(Stored data entries)
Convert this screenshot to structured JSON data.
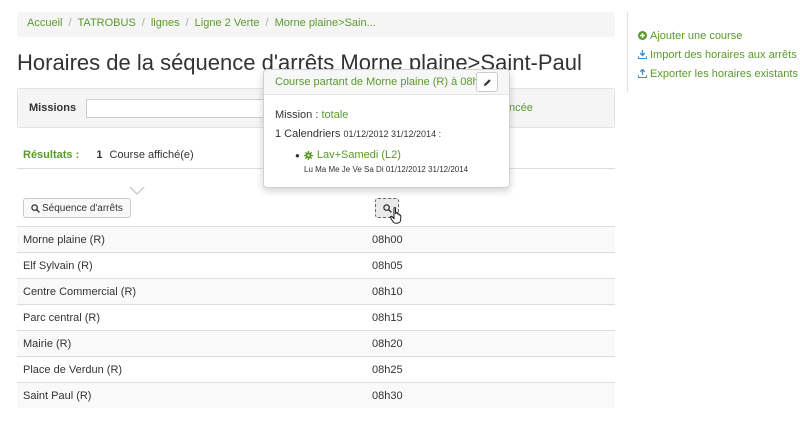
{
  "breadcrumb": [
    "Accueil",
    "TATROBUS",
    "lignes",
    "Ligne 2 Verte",
    "Morne plaine>Sain..."
  ],
  "page_title": "Horaires de la séquence d'arrêts Morne plaine>Saint-Paul",
  "filter": {
    "label": "Missions",
    "input_value": "",
    "advanced_partial": "ncée"
  },
  "results": {
    "label": "Résultats :",
    "count": "1",
    "suffix": "Course affiché(e)"
  },
  "sequence_button": "Séquence d'arrêts",
  "stops": [
    {
      "name": "Morne plaine (R)",
      "time": "08h00"
    },
    {
      "name": "Elf Sylvain (R)",
      "time": "08h05"
    },
    {
      "name": "Centre Commercial (R)",
      "time": "08h10"
    },
    {
      "name": "Parc central (R)",
      "time": "08h15"
    },
    {
      "name": "Mairie (R)",
      "time": "08h20"
    },
    {
      "name": "Place de Verdun (R)",
      "time": "08h25"
    },
    {
      "name": "Saint Paul (R)",
      "time": "08h30"
    }
  ],
  "side_actions": [
    {
      "icon": "plus-circle-icon",
      "label": "Ajouter une course"
    },
    {
      "icon": "download-icon",
      "label": "Import des horaires aux arrêts"
    },
    {
      "icon": "upload-icon",
      "label": "Exporter les horaires existants"
    }
  ],
  "popover": {
    "title": "Course partant de Morne plaine (R) à 08h00",
    "mission_label": "Mission :",
    "mission_value": "totale",
    "calendars_text": "1 Calendriers",
    "calendars_dates": "01/12/2012 31/12/2014 :",
    "calendar_name": "Lav+Samedi (L2)",
    "calendar_days": "Lu Ma Me Je Ve Sa Di",
    "calendar_dates": "01/12/2012 31/12/2014"
  },
  "colors": {
    "accent_green": "#5a9a2c",
    "download_blue": "#3a8fd0"
  }
}
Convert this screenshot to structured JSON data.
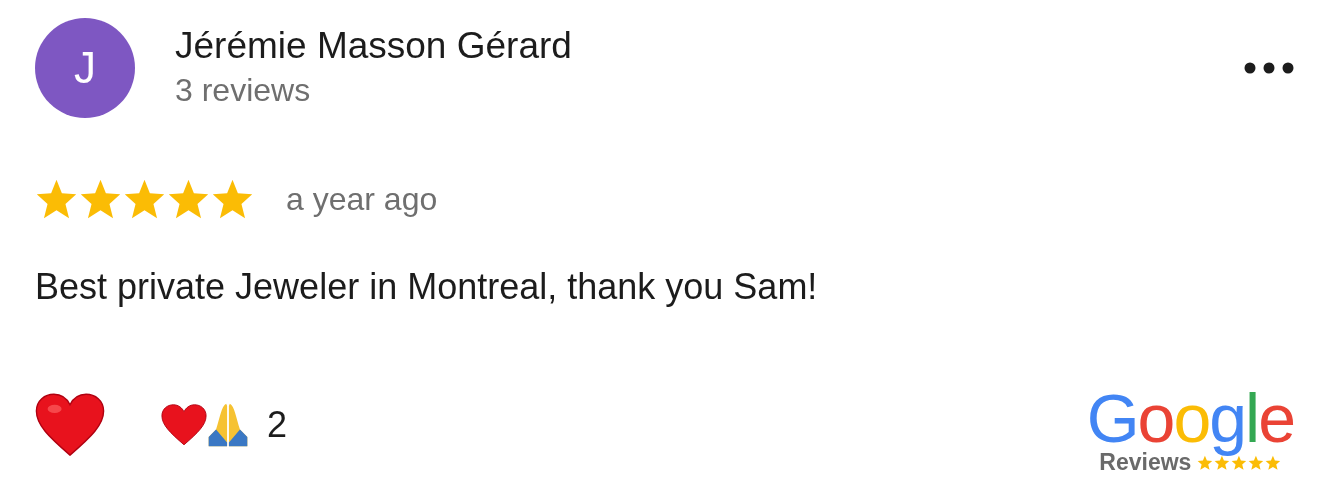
{
  "reviewer": {
    "initial": "J",
    "name": "Jérémie Masson Gérard",
    "review_count": "3 reviews"
  },
  "review": {
    "stars": 5,
    "time": "a year ago",
    "text": "Best private Jeweler in Montreal, thank you Sam!"
  },
  "reactions": {
    "count": "2"
  },
  "badge": {
    "logo": "Google",
    "caption": "Reviews"
  }
}
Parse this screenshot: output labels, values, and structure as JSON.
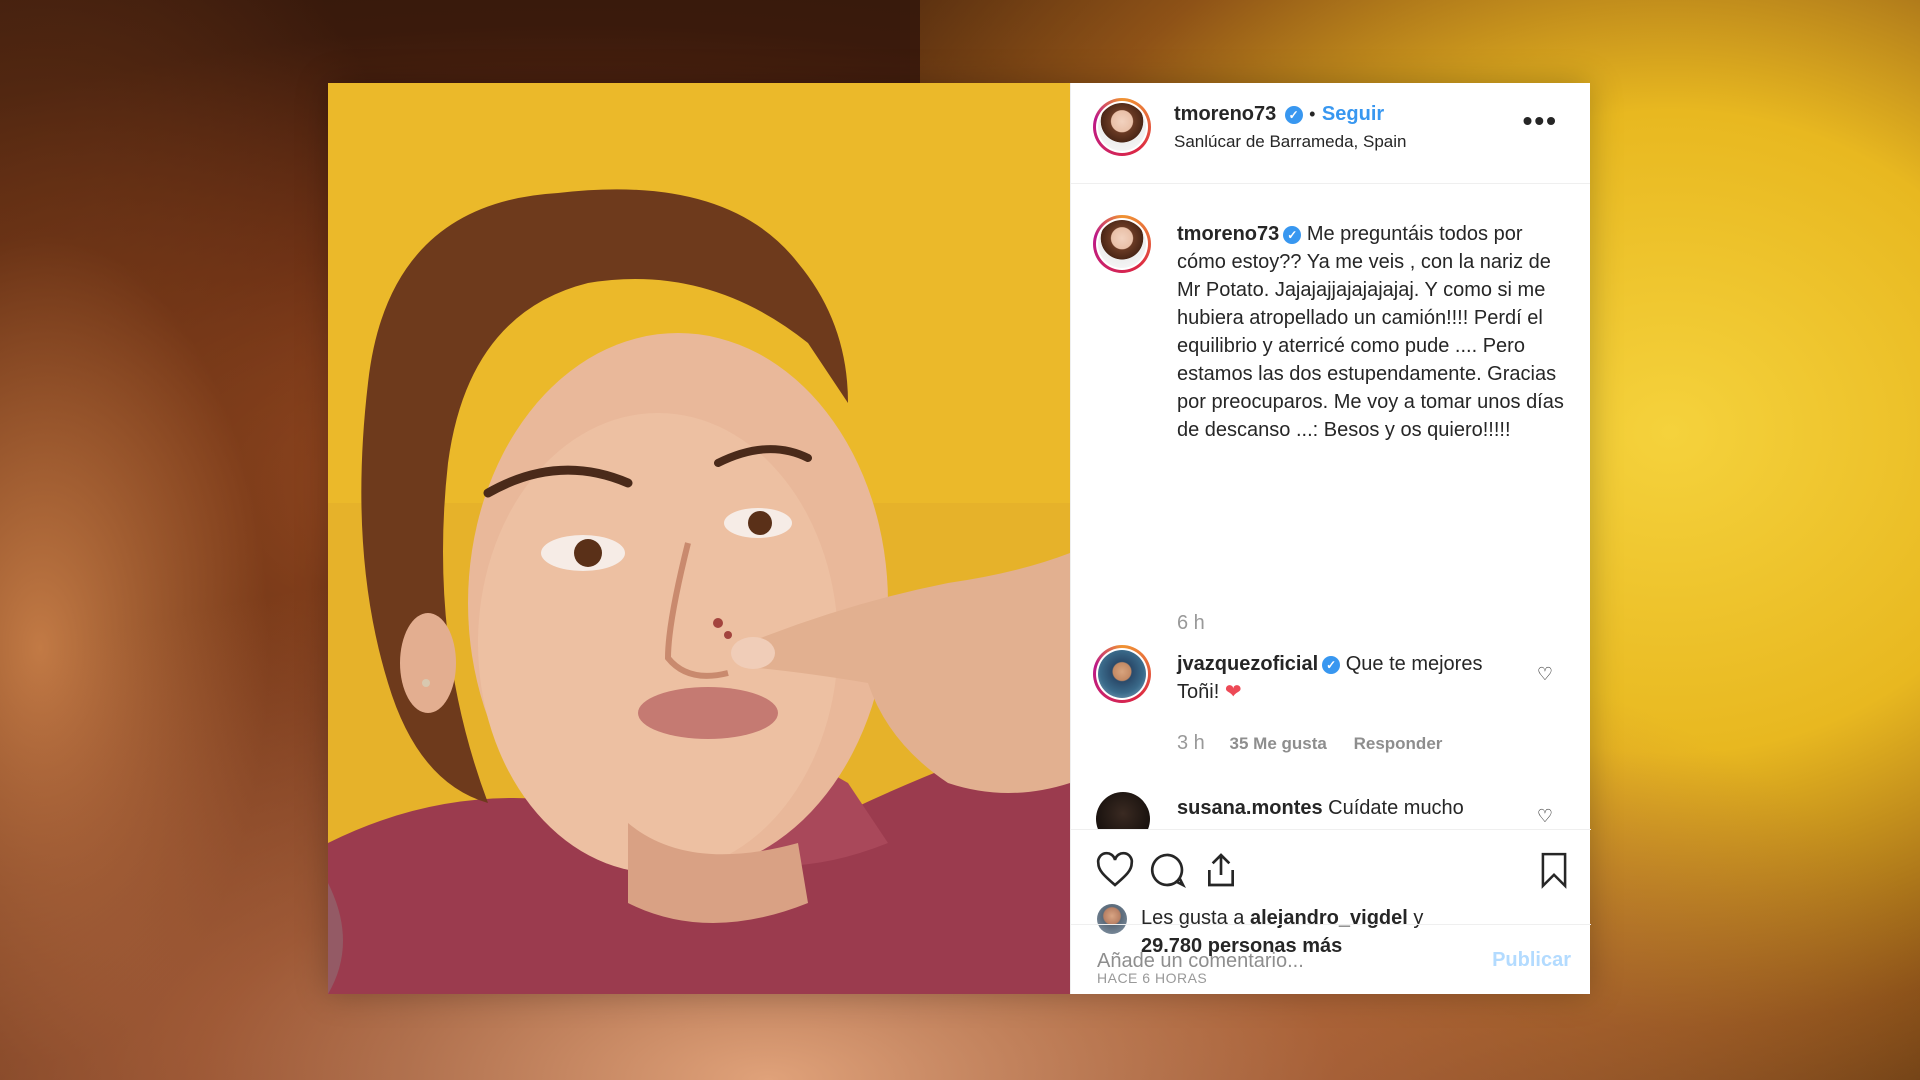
{
  "post": {
    "header": {
      "username": "tmoreno73",
      "separator": "•",
      "follow_label": "Seguir",
      "location": "Sanlúcar de Barrameda, Spain",
      "more_icon": "•••"
    },
    "caption": {
      "username": "tmoreno73",
      "text": "Me preguntáis todos por cómo estoy?? Ya me veis , con la nariz de Mr Potato. Jajajajjajajajajaj. Y como si me hubiera atropellado un camión!!!! Perdí el equilibrio y aterricé como pude .... Pero estamos las dos estupendamente. Gracias por preocuparos. Me voy a tomar unos días de descanso ...: Besos y os quiero!!!!!",
      "time": "6 h"
    },
    "comments": [
      {
        "username": "jvazquezoficial",
        "text": "Que te mejores Toñi!",
        "emoji": "❤",
        "time": "3 h",
        "likes": "35 Me gusta",
        "reply_label": "Responder"
      },
      {
        "username": "susana.montes",
        "text": "Cuídate mucho"
      }
    ],
    "likes": {
      "prefix": "Les gusta a",
      "user": "alejandro_vigdel",
      "connector": "y",
      "count_text": "29.780 personas más"
    },
    "timestamp": "HACE 6 HORAS",
    "add_comment": {
      "placeholder": "Añade un comentario...",
      "publish_label": "Publicar"
    },
    "colors": {
      "accent": "#3897f0",
      "publish_disabled": "#b3dbff",
      "heart_red": "#ed4956"
    },
    "icons": [
      "heart-icon",
      "comment-icon",
      "share-icon",
      "bookmark-icon",
      "more-options-icon",
      "verified-badge-icon"
    ]
  }
}
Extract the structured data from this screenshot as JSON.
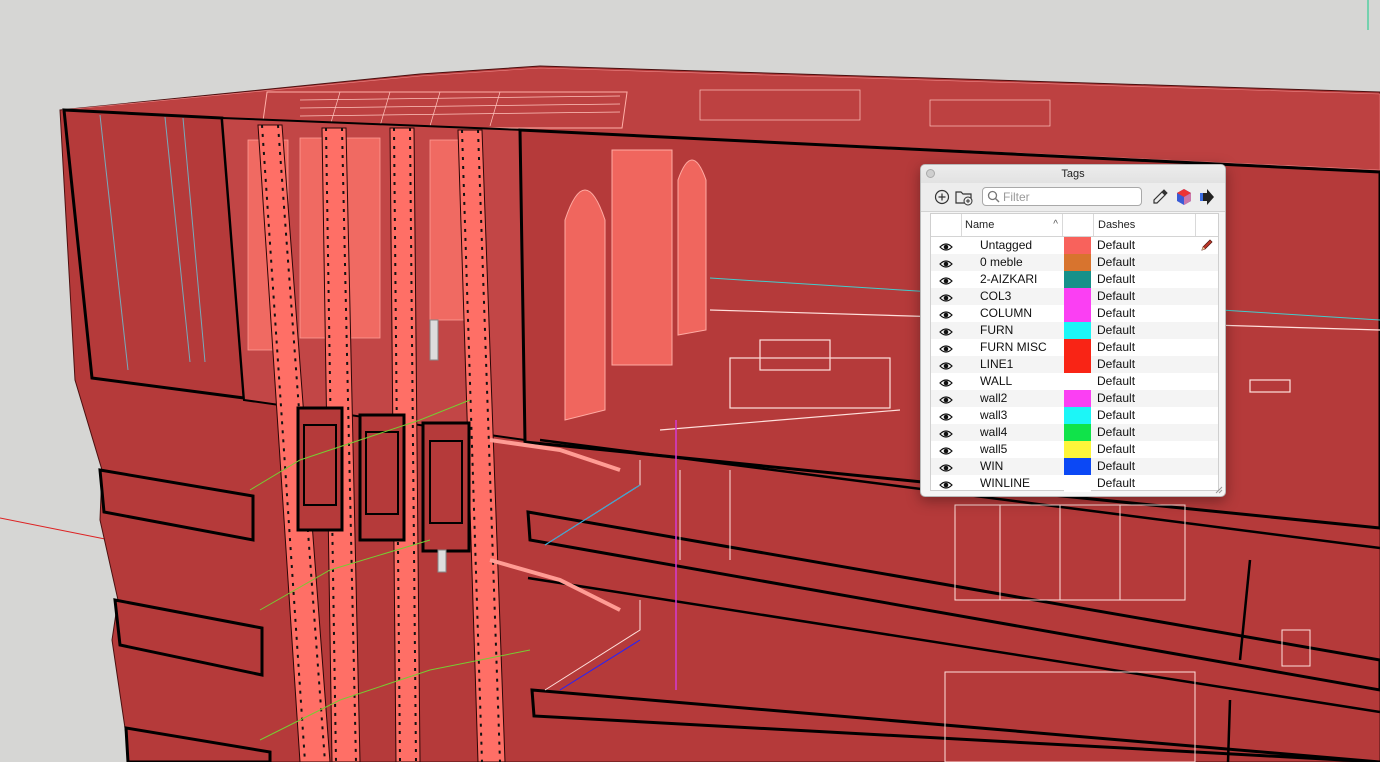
{
  "panel": {
    "title": "Tags",
    "filter_placeholder": "Filter",
    "columns": {
      "name": "Name",
      "dashes": "Dashes"
    },
    "toolbar_icons": [
      "add-tag-icon",
      "add-folder-icon",
      "search-icon",
      "eyedropper-icon",
      "color-by-tag-icon",
      "details-arrow-icon"
    ]
  },
  "tags": [
    {
      "name": "Untagged",
      "color": "#f8625c",
      "dashes": "Default",
      "active": true
    },
    {
      "name": "0 meble",
      "color": "#d8742e",
      "dashes": "Default"
    },
    {
      "name": "2-AIZKARI",
      "color": "#16918a",
      "dashes": "Default"
    },
    {
      "name": "COL3",
      "color": "#fb3ff3",
      "dashes": "Default"
    },
    {
      "name": "COLUMN",
      "color": "#fb3ff3",
      "dashes": "Default"
    },
    {
      "name": "FURN",
      "color": "#1cf6f7",
      "dashes": "Default"
    },
    {
      "name": "FURN MISC",
      "color": "#f92415",
      "dashes": "Default"
    },
    {
      "name": "LINE1",
      "color": "#f92415",
      "dashes": "Default"
    },
    {
      "name": "WALL",
      "color": "#ffffff",
      "dashes": "Default"
    },
    {
      "name": "wall2",
      "color": "#fb3ff3",
      "dashes": "Default"
    },
    {
      "name": "wall3",
      "color": "#1cf6f7",
      "dashes": "Default"
    },
    {
      "name": "wall4",
      "color": "#10e34a",
      "dashes": "Default"
    },
    {
      "name": "wall5",
      "color": "#fdf53a",
      "dashes": "Default"
    },
    {
      "name": "WIN",
      "color": "#0b48f5",
      "dashes": "Default"
    },
    {
      "name": "WINLINE",
      "color": "#ffffff",
      "dashes": "Default"
    }
  ],
  "model": {
    "face_color": "#b53a3a",
    "highlight_color": "#ff6a60"
  }
}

_Required task_
Transcribe every record above exactly as written, leaving out any pictures.

_Complete response_
Convert this screenshot to structured JSON data.
{
  "breadcrumb": [
    "Accueil",
    "TATROBUS",
    "lignes",
    "Ligne 2 Verte",
    "Morne plaine>Sain..."
  ],
  "page_title": "Horaires de la séquence d'arrêts Morne plaine>Saint-Paul",
  "filter": {
    "label": "Missions",
    "input_value": "",
    "advanced_partial": "ncée"
  },
  "results": {
    "label": "Résultats :",
    "count": "1",
    "suffix": "Course affiché(e)"
  },
  "sequence_button": "Séquence d'arrêts",
  "stops": [
    {
      "name": "Morne plaine (R)",
      "time": "08h00"
    },
    {
      "name": "Elf Sylvain (R)",
      "time": "08h05"
    },
    {
      "name": "Centre Commercial (R)",
      "time": "08h10"
    },
    {
      "name": "Parc central (R)",
      "time": "08h15"
    },
    {
      "name": "Mairie (R)",
      "time": "08h20"
    },
    {
      "name": "Place de Verdun (R)",
      "time": "08h25"
    },
    {
      "name": "Saint Paul (R)",
      "time": "08h30"
    }
  ],
  "side_actions": [
    {
      "icon": "plus-circle-icon",
      "label": "Ajouter une course"
    },
    {
      "icon": "download-icon",
      "label": "Import des horaires aux arrêts"
    },
    {
      "icon": "upload-icon",
      "label": "Exporter les horaires existants"
    }
  ],
  "popover": {
    "title": "Course partant de Morne plaine (R) à 08h00",
    "mission_label": "Mission :",
    "mission_value": "totale",
    "calendars_text": "1 Calendriers",
    "calendars_dates": "01/12/2012 31/12/2014 :",
    "calendar_name": "Lav+Samedi (L2)",
    "calendar_days": "Lu Ma Me Je Ve Sa Di",
    "calendar_dates": "01/12/2012 31/12/2014"
  },
  "colors": {
    "accent_green": "#5a9a2c",
    "download_blue": "#3a8fd0"
  }
}
Convert this screenshot to structured JSON data.
{
  "reviewer": {
    "initial": "J",
    "name": "Jérémie Masson Gérard",
    "review_count": "3 reviews"
  },
  "review": {
    "stars": 5,
    "time": "a year ago",
    "text": "Best private Jeweler in Montreal, thank you Sam!"
  },
  "reactions": {
    "count": "2"
  },
  "badge": {
    "logo": "Google",
    "caption": "Reviews"
  }
}
Parse this screenshot: output labels, values, and structure as JSON.
{
  "post": {
    "header": {
      "username": "tmoreno73",
      "separator": "•",
      "follow_label": "Seguir",
      "location": "Sanlúcar de Barrameda, Spain",
      "more_icon": "•••"
    },
    "caption": {
      "username": "tmoreno73",
      "text": "Me preguntáis todos por cómo estoy?? Ya me veis , con la nariz de Mr Potato. Jajajajjajajajajaj. Y como si me hubiera atropellado un camión!!!! Perdí el equilibrio y aterricé como pude .... Pero estamos las dos estupendamente. Gracias por preocuparos. Me voy a tomar unos días de descanso ...: Besos y os quiero!!!!!",
      "time": "6 h"
    },
    "comments": [
      {
        "username": "jvazquezoficial",
        "text": "Que te mejores Toñi!",
        "emoji": "❤",
        "time": "3 h",
        "likes": "35 Me gusta",
        "reply_label": "Responder"
      },
      {
        "username": "susana.montes",
        "text": "Cuídate mucho"
      }
    ],
    "likes": {
      "prefix": "Les gusta a",
      "user": "alejandro_vigdel",
      "connector": "y",
      "count_text": "29.780 personas más"
    },
    "timestamp": "HACE 6 HORAS",
    "add_comment": {
      "placeholder": "Añade un comentario...",
      "publish_label": "Publicar"
    },
    "colors": {
      "accent": "#3897f0",
      "publish_disabled": "#b3dbff",
      "heart_red": "#ed4956"
    },
    "icons": [
      "heart-icon",
      "comment-icon",
      "share-icon",
      "bookmark-icon",
      "more-options-icon",
      "verified-badge-icon"
    ]
  }
}
Extract the structured data from this screenshot as JSON.
{
  "panel": {
    "title": "Tags",
    "filter_placeholder": "Filter",
    "columns": {
      "name": "Name",
      "dashes": "Dashes"
    },
    "toolbar_icons": [
      "add-tag-icon",
      "add-folder-icon",
      "search-icon",
      "eyedropper-icon",
      "color-by-tag-icon",
      "details-arrow-icon"
    ]
  },
  "tags": [
    {
      "name": "Untagged",
      "color": "#f8625c",
      "dashes": "Default",
      "active": true
    },
    {
      "name": "0 meble",
      "color": "#d8742e",
      "dashes": "Default"
    },
    {
      "name": "2-AIZKARI",
      "color": "#16918a",
      "dashes": "Default"
    },
    {
      "name": "COL3",
      "color": "#fb3ff3",
      "dashes": "Default"
    },
    {
      "name": "COLUMN",
      "color": "#fb3ff3",
      "dashes": "Default"
    },
    {
      "name": "FURN",
      "color": "#1cf6f7",
      "dashes": "Default"
    },
    {
      "name": "FURN MISC",
      "color": "#f92415",
      "dashes": "Default"
    },
    {
      "name": "LINE1",
      "color": "#f92415",
      "dashes": "Default"
    },
    {
      "name": "WALL",
      "color": "#ffffff",
      "dashes": "Default"
    },
    {
      "name": "wall2",
      "color": "#fb3ff3",
      "dashes": "Default"
    },
    {
      "name": "wall3",
      "color": "#1cf6f7",
      "dashes": "Default"
    },
    {
      "name": "wall4",
      "color": "#10e34a",
      "dashes": "Default"
    },
    {
      "name": "wall5",
      "color": "#fdf53a",
      "dashes": "Default"
    },
    {
      "name": "WIN",
      "color": "#0b48f5",
      "dashes": "Default"
    },
    {
      "name": "WINLINE",
      "color": "#ffffff",
      "dashes": "Default"
    }
  ],
  "model": {
    "face_color": "#b53a3a",
    "highlight_color": "#ff6a60"
  }
}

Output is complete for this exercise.